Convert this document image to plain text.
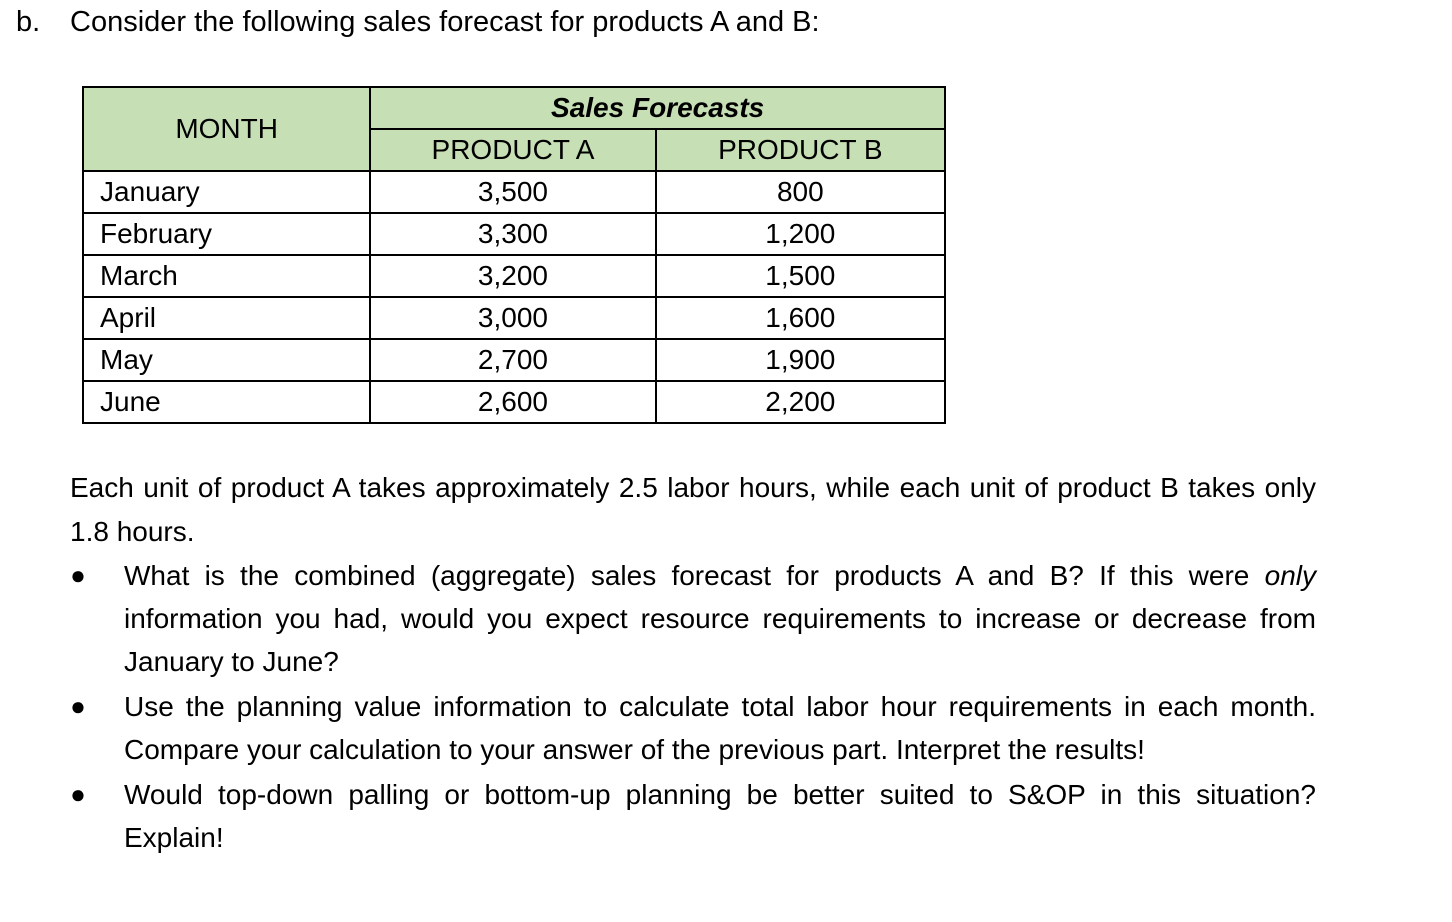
b. Consider the following sales forecast for products A and B:
MONTH	Sales Forecasts	
	PRODUCT A	PRODUCT B
January	3,500	800
February	3,300	1,200
March	3,200	1,500
April	3,000	1,600
May	2,700	1,900
June	2,600	2,200

Each unit of product A takes approximately 2.5 labor hours, while each unit of product B takes only 1.8 hours.

● What is the combined (aggregate) sales forecast for products A and B? If this were only information you had, would you expect resource requirements to increase or decrease from January to June?
● Use the planning value information to calculate total labor hour requirements in each month. Compare your calculation to your answer of the previous part. Interpret the results!
● Would top-down palling or bottom-up planning be better suited to S&OP in this situation? Explain!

Stated problem:
Find every line that includes the string "June". Report how many there are and nothing else.

Task result:
2